Single out each line with the word "Supra" and copy it.

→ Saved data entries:

----

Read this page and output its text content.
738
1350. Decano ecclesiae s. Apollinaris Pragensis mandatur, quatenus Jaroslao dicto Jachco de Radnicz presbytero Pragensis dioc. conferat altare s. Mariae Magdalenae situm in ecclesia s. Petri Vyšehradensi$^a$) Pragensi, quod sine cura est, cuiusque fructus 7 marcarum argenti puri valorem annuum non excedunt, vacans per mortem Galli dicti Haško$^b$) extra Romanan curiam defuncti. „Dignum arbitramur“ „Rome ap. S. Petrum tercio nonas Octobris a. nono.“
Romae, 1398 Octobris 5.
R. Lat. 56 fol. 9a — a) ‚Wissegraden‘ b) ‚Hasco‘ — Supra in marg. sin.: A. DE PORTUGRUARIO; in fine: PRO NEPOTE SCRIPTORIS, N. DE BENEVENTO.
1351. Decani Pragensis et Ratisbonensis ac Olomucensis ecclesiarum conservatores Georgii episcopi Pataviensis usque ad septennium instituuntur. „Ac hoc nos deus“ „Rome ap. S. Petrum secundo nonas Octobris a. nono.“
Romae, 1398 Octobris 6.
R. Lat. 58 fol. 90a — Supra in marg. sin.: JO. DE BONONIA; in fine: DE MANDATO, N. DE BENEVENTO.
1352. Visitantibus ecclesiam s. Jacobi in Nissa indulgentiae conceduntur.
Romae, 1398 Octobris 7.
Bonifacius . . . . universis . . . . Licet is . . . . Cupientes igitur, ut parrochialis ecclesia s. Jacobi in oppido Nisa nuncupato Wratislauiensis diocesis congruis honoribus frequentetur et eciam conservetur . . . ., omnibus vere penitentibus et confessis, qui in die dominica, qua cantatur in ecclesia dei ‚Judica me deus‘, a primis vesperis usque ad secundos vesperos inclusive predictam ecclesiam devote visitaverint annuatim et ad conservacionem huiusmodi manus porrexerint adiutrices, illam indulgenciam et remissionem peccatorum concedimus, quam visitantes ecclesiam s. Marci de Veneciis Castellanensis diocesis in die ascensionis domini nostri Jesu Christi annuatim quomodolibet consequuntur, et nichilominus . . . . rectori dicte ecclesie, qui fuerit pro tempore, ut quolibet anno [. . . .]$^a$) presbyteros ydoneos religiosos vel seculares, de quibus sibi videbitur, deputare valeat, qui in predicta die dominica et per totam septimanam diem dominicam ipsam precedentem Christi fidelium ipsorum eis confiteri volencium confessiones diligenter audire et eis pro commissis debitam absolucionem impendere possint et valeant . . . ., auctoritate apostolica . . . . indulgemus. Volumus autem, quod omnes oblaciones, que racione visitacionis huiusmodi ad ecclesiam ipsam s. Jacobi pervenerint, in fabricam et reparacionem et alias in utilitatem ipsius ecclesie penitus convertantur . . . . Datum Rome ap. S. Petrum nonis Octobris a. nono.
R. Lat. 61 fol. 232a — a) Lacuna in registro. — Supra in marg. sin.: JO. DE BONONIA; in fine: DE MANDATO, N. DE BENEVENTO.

----

→ Exercise result:
R. Lat. 56 fol. 9a — a) ‚Wissegraden‘ b) ‚Hasco‘ — Supra in marg. sin.: A. DE PORTUGRUARIO; in fine: PRO NEPOTE SCRIPTORIS, N. DE BENEVENTO.
R. Lat. 58 fol. 90a — Supra in marg. sin.: JO. DE BONONIA; in fine: DE MANDATO, N. DE BENEVENTO.
R. Lat. 61 fol. 232a — a) Lacuna in registro. — Supra in marg. sin.: JO. DE BONONIA; in fine: DE MANDATO, N. DE BENEVENTO.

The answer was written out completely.